======== Materials provided ========

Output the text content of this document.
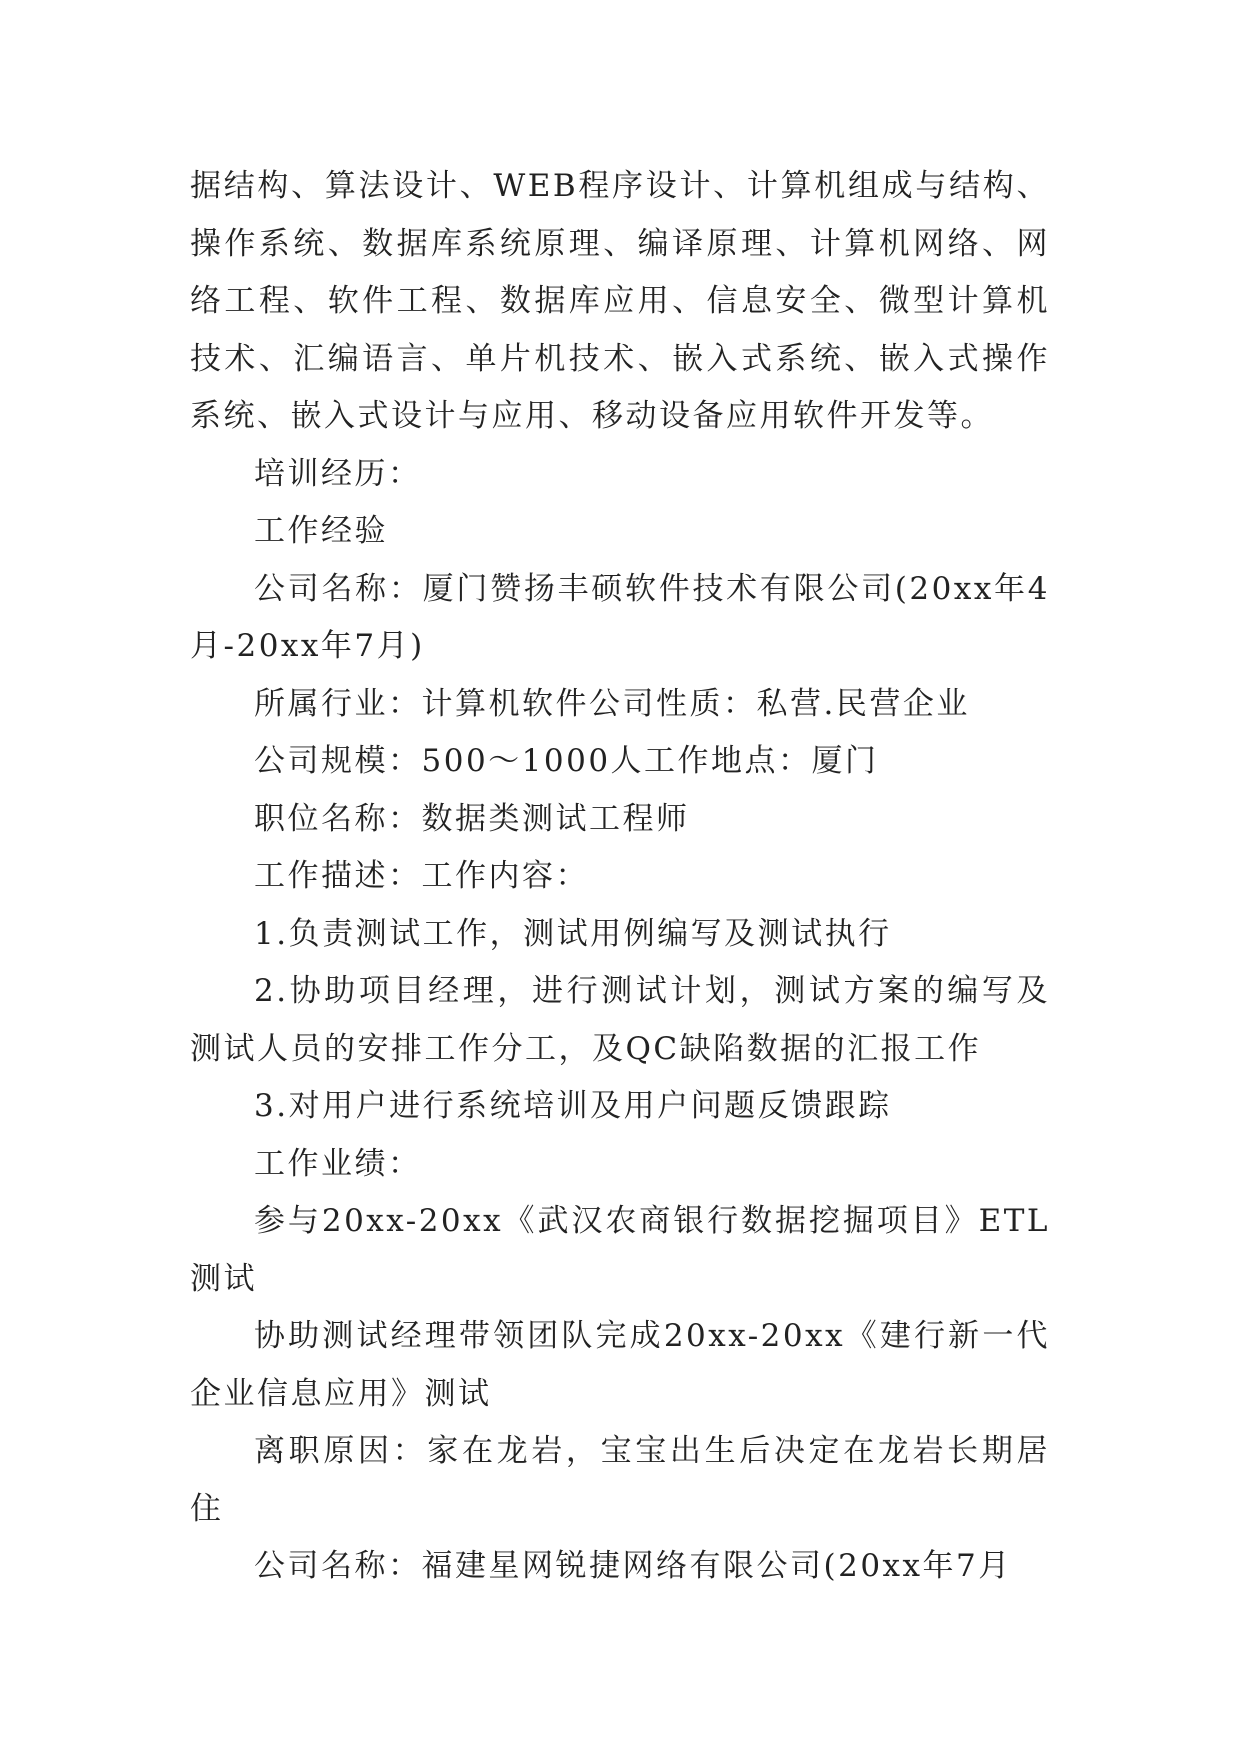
据结构、算法设计、WEB程序设计、计算机组成与结构、操作系统、数据库系统原理、编译原理、计算机网络、网络工程、软件工程、数据库应用、信息安全、微型计算机技术、汇编语言、单片机技术、嵌入式系统、嵌入式操作系统、嵌入式设计与应用、移动设备应用软件开发等。

培训经历：

工作经验

公司名称：厦门赞扬丰硕软件技术有限公司(20xx年4月-20xx年7月)

所属行业：计算机软件公司性质：私营.民营企业

公司规模：500～1000人工作地点：厦门

职位名称：数据类测试工程师

工作描述：工作内容：

1.负责测试工作，测试用例编写及测试执行

2.协助项目经理，进行测试计划，测试方案的编写及测试人员的安排工作分工，及QC缺陷数据的汇报工作

3.对用户进行系统培训及用户问题反馈跟踪

工作业绩：

参与20xx-20xx《武汉农商银行数据挖掘项目》ETL测试

协助测试经理带领团队完成20xx-20xx《建行新一代企业信息应用》测试

离职原因：家在龙岩，宝宝出生后决定在龙岩长期居住

公司名称：福建星网锐捷网络有限公司(20xx年7月
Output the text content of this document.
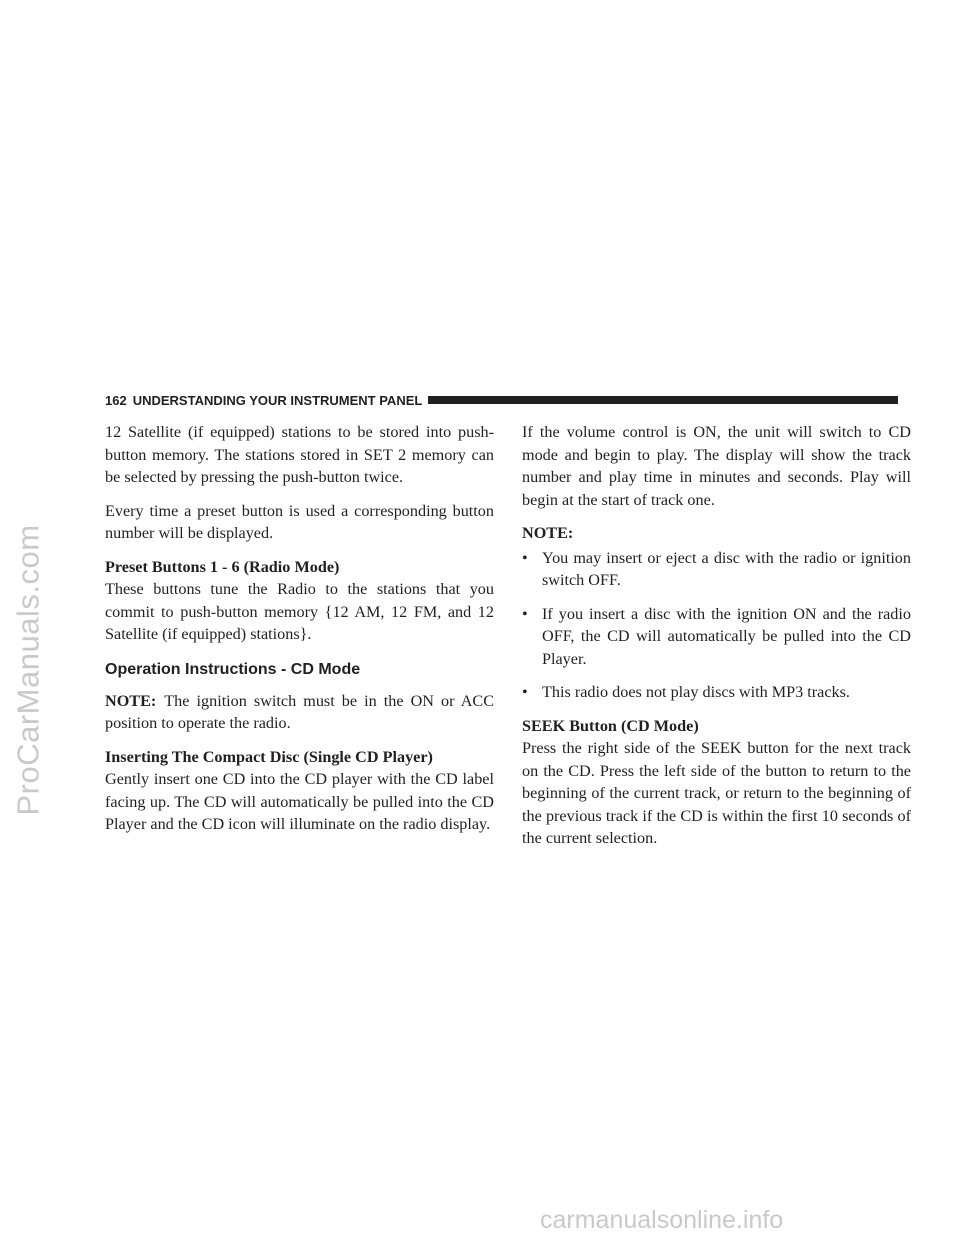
ProCarManuals.com
162 UNDERSTANDING YOUR INSTRUMENT PANEL

12 Satellite (if equipped) stations to be stored into push-button memory. The stations stored in SET 2 memory can be selected by pressing the push-button twice.

Every time a preset button is used a corresponding button number will be displayed.

Preset Buttons 1 - 6 (Radio Mode)
These buttons tune the Radio to the stations that you commit to push-button memory {12 AM, 12 FM, and 12 Satellite (if equipped) stations}.

Operation Instructions - CD Mode

NOTE: The ignition switch must be in the ON or ACC position to operate the radio.

Inserting The Compact Disc (Single CD Player)
Gently insert one CD into the CD player with the CD label facing up. The CD will automatically be pulled into the CD Player and the CD icon will illuminate on the radio display.

If the volume control is ON, the unit will switch to CD mode and begin to play. The display will show the track number and play time in minutes and seconds. Play will begin at the start of track one.

NOTE:
• You may insert or eject a disc with the radio or ignition switch OFF.
• If you insert a disc with the ignition ON and the radio OFF, the CD will automatically be pulled into the CD Player.
• This radio does not play discs with MP3 tracks.

SEEK Button (CD Mode)
Press the right side of the SEEK button for the next track on the CD. Press the left side of the button to return to the beginning of the current track, or return to the beginning of the previous track if the CD is within the first 10 seconds of the current selection.

carmanualsonline.info
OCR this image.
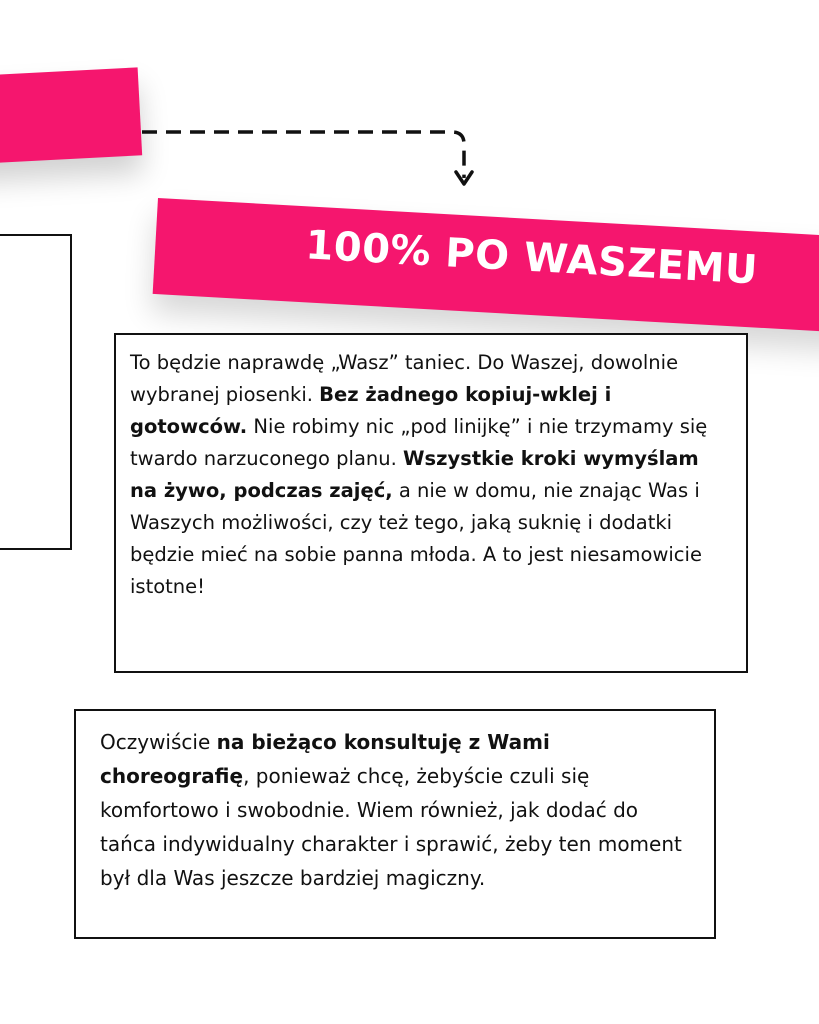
100% PO WASZEMU
To będzie naprawdę „Wasz” taniec. Do Waszej, dowolnie wybranej piosenki. Bez żadnego kopiuj-wklej i gotowców. Nie robimy nic „pod linijkę” i nie trzymamy się twardo narzuconego planu. Wszystkie kroki wymyślam na żywo, podczas zajęć, a nie w domu, nie znając Was i Waszych możliwości, czy też tego, jaką suknię i dodatki będzie mieć na sobie panna młoda. A to jest niesamowicie istotne!
Oczywiście na bieżąco konsultuję z Wami choreografię, ponieważ chcę, żebyście czuli się komfortowo i swobodnie. Wiem również, jak dodać do tańca indywidualny charakter i sprawić, żeby ten moment był dla Was jeszcze bardziej magiczny.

========

■ **Work to be completed**
All preceding records should be duplicated verbatim, images excepted.

■ **Task result**
Output the text content of this document.
据结构、算法设计、WEB程序设计、计算机组成与结构、操作系统、数据库系统原理、编译原理、计算机网络、网络工程、软件工程、数据库应用、信息安全、微型计算机技术、汇编语言、单片机技术、嵌入式系统、嵌入式操作系统、嵌入式设计与应用、移动设备应用软件开发等。

培训经历：

工作经验

公司名称：厦门赞扬丰硕软件技术有限公司(20xx年4月-20xx年7月)

所属行业：计算机软件公司性质：私营.民营企业

公司规模：500～1000人工作地点：厦门

职位名称：数据类测试工程师

工作描述：工作内容：

1.负责测试工作，测试用例编写及测试执行

2.协助项目经理，进行测试计划，测试方案的编写及测试人员的安排工作分工，及QC缺陷数据的汇报工作

3.对用户进行系统培训及用户问题反馈跟踪

工作业绩：

参与20xx-20xx《武汉农商银行数据挖掘项目》ETL测试

协助测试经理带领团队完成20xx-20xx《建行新一代企业信息应用》测试

离职原因：家在龙岩，宝宝出生后决定在龙岩长期居住

公司名称：福建星网锐捷网络有限公司(20xx年7月
Output the text content of this document.
ProCarManuals.com
162 UNDERSTANDING YOUR INSTRUMENT PANEL

12 Satellite (if equipped) stations to be stored into push-button memory. The stations stored in SET 2 memory can be selected by pressing the push-button twice.

Every time a preset button is used a corresponding button number will be displayed.

Preset Buttons 1 - 6 (Radio Mode)
These buttons tune the Radio to the stations that you commit to push-button memory {12 AM, 12 FM, and 12 Satellite (if equipped) stations}.

Operation Instructions - CD Mode

NOTE: The ignition switch must be in the ON or ACC position to operate the radio.

Inserting The Compact Disc (Single CD Player)
Gently insert one CD into the CD player with the CD label facing up. The CD will automatically be pulled into the CD Player and the CD icon will illuminate on the radio display.

If the volume control is ON, the unit will switch to CD mode and begin to play. The display will show the track number and play time in minutes and seconds. Play will begin at the start of track one.

NOTE:
• You may insert or eject a disc with the radio or ignition switch OFF.
• If you insert a disc with the ignition ON and the radio OFF, the CD will automatically be pulled into the CD Player.
• This radio does not play discs with MP3 tracks.

SEEK Button (CD Mode)
Press the right side of the SEEK button for the next track on the CD. Press the left side of the button to return to the beginning of the current track, or return to the beginning of the previous track if the CD is within the first 10 seconds of the current selection.

carmanualsonline.info
OCR this image.
100% PO WASZEMU
To będzie naprawdę „Wasz” taniec. Do Waszej, dowolnie wybranej piosenki. Bez żadnego kopiuj-wklej i gotowców. Nie robimy nic „pod linijkę” i nie trzymamy się twardo narzuconego planu. Wszystkie kroki wymyślam na żywo, podczas zajęć, a nie w domu, nie znając Was i Waszych możliwości, czy też tego, jaką suknię i dodatki będzie mieć na sobie panna młoda. A to jest niesamowicie istotne!
Oczywiście na bieżąco konsultuję z Wami choreografię, ponieważ chcę, żebyście czuli się komfortowo i swobodnie. Wiem również, jak dodać do tańca indywidualny charakter i sprawić, żeby ten moment był dla Was jeszcze bardziej magiczny.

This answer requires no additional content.